[Items from a data source]

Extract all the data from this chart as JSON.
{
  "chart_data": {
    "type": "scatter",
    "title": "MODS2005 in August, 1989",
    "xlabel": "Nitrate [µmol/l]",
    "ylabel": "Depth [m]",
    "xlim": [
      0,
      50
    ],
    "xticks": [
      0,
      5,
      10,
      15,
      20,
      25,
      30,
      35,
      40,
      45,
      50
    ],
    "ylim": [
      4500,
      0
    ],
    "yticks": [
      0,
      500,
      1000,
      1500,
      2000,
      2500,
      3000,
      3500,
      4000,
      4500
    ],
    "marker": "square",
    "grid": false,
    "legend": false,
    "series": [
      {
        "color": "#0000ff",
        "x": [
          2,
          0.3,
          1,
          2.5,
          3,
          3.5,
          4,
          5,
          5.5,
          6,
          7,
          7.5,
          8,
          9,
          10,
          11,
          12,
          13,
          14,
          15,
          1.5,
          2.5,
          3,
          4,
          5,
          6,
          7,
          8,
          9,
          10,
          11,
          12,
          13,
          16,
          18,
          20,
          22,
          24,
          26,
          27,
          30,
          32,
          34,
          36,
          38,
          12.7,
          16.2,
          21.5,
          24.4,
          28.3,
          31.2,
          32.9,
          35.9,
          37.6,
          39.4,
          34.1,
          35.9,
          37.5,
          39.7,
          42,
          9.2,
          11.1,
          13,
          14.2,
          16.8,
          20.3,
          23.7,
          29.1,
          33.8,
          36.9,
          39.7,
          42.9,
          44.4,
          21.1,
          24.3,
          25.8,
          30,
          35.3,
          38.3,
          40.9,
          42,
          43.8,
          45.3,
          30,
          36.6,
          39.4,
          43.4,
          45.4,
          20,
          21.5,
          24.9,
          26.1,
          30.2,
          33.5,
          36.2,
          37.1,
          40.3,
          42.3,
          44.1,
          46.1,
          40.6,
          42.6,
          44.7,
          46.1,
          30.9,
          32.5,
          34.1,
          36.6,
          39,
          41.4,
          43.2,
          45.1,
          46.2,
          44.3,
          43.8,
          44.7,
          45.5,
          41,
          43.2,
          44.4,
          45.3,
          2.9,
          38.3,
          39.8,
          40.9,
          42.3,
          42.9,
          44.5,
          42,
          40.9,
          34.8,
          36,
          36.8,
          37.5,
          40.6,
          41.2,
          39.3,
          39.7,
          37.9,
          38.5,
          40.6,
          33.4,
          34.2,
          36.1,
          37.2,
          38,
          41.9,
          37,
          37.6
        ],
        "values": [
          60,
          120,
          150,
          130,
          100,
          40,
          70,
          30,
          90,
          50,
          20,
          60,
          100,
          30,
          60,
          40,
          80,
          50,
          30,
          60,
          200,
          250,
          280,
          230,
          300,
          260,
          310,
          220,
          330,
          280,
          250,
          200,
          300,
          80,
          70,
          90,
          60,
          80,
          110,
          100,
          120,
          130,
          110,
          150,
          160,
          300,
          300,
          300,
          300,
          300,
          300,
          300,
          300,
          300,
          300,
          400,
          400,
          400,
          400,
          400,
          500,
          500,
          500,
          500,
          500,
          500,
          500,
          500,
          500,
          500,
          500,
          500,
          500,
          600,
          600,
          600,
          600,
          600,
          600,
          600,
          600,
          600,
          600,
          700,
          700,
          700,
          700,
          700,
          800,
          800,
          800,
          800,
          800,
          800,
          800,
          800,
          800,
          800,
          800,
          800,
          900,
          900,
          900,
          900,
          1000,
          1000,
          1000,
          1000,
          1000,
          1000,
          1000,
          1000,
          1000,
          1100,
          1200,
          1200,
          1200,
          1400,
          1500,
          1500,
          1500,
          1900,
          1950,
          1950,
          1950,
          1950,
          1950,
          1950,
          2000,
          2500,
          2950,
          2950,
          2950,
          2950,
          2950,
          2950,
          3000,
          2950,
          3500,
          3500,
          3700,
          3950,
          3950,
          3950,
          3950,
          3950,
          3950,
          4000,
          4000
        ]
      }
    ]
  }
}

• INSTRUCTIONS FOR THE TASK:
Type the material above out again, exactly.

• RESPONSE TO THIS TASK:
Extract all the data from this chart as JSON.
{
  "chart_data": {
    "type": "scatter",
    "title": "MODS2005 in August, 1989",
    "xlabel": "Nitrate [µmol/l]",
    "ylabel": "Depth [m]",
    "xlim": [
      0,
      50
    ],
    "xticks": [
      0,
      5,
      10,
      15,
      20,
      25,
      30,
      35,
      40,
      45,
      50
    ],
    "ylim": [
      4500,
      0
    ],
    "yticks": [
      0,
      500,
      1000,
      1500,
      2000,
      2500,
      3000,
      3500,
      4000,
      4500
    ],
    "marker": "square",
    "grid": false,
    "legend": false,
    "series": [
      {
        "color": "#0000ff",
        "x": [
          2,
          0.3,
          1,
          2.5,
          3,
          3.5,
          4,
          5,
          5.5,
          6,
          7,
          7.5,
          8,
          9,
          10,
          11,
          12,
          13,
          14,
          15,
          1.5,
          2.5,
          3,
          4,
          5,
          6,
          7,
          8,
          9,
          10,
          11,
          12,
          13,
          16,
          18,
          20,
          22,
          24,
          26,
          27,
          30,
          32,
          34,
          36,
          38,
          12.7,
          16.2,
          21.5,
          24.4,
          28.3,
          31.2,
          32.9,
          35.9,
          37.6,
          39.4,
          34.1,
          35.9,
          37.5,
          39.7,
          42,
          9.2,
          11.1,
          13,
          14.2,
          16.8,
          20.3,
          23.7,
          29.1,
          33.8,
          36.9,
          39.7,
          42.9,
          44.4,
          21.1,
          24.3,
          25.8,
          30,
          35.3,
          38.3,
          40.9,
          42,
          43.8,
          45.3,
          30,
          36.6,
          39.4,
          43.4,
          45.4,
          20,
          21.5,
          24.9,
          26.1,
          30.2,
          33.5,
          36.2,
          37.1,
          40.3,
          42.3,
          44.1,
          46.1,
          40.6,
          42.6,
          44.7,
          46.1,
          30.9,
          32.5,
          34.1,
          36.6,
          39,
          41.4,
          43.2,
          45.1,
          46.2,
          44.3,
          43.8,
          44.7,
          45.5,
          41,
          43.2,
          44.4,
          45.3,
          2.9,
          38.3,
          39.8,
          40.9,
          42.3,
          42.9,
          44.5,
          42,
          40.9,
          34.8,
          36,
          36.8,
          37.5,
          40.6,
          41.2,
          39.3,
          39.7,
          37.9,
          38.5,
          40.6,
          33.4,
          34.2,
          36.1,
          37.2,
          38,
          41.9,
          37,
          37.6
        ],
        "values": [
          60,
          120,
          150,
          130,
          100,
          40,
          70,
          30,
          90,
          50,
          20,
          60,
          100,
          30,
          60,
          40,
          80,
          50,
          30,
          60,
          200,
          250,
          280,
          230,
          300,
          260,
          310,
          220,
          330,
          280,
          250,
          200,
          300,
          80,
          70,
          90,
          60,
          80,
          110,
          100,
          120,
          130,
          110,
          150,
          160,
          300,
          300,
          300,
          300,
          300,
          300,
          300,
          300,
          300,
          300,
          400,
          400,
          400,
          400,
          400,
          500,
          500,
          500,
          500,
          500,
          500,
          500,
          500,
          500,
          500,
          500,
          500,
          500,
          600,
          600,
          600,
          600,
          600,
          600,
          600,
          600,
          600,
          600,
          700,
          700,
          700,
          700,
          700,
          800,
          800,
          800,
          800,
          800,
          800,
          800,
          800,
          800,
          800,
          800,
          800,
          900,
          900,
          900,
          900,
          1000,
          1000,
          1000,
          1000,
          1000,
          1000,
          1000,
          1000,
          1000,
          1100,
          1200,
          1200,
          1200,
          1400,
          1500,
          1500,
          1500,
          1900,
          1950,
          1950,
          1950,
          1950,
          1950,
          1950,
          2000,
          2500,
          2950,
          2950,
          2950,
          2950,
          2950,
          2950,
          3000,
          2950,
          3500,
          3500,
          3700,
          3950,
          3950,
          3950,
          3950,
          3950,
          3950,
          4000,
          4000
        ]
      }
    ]
  }
}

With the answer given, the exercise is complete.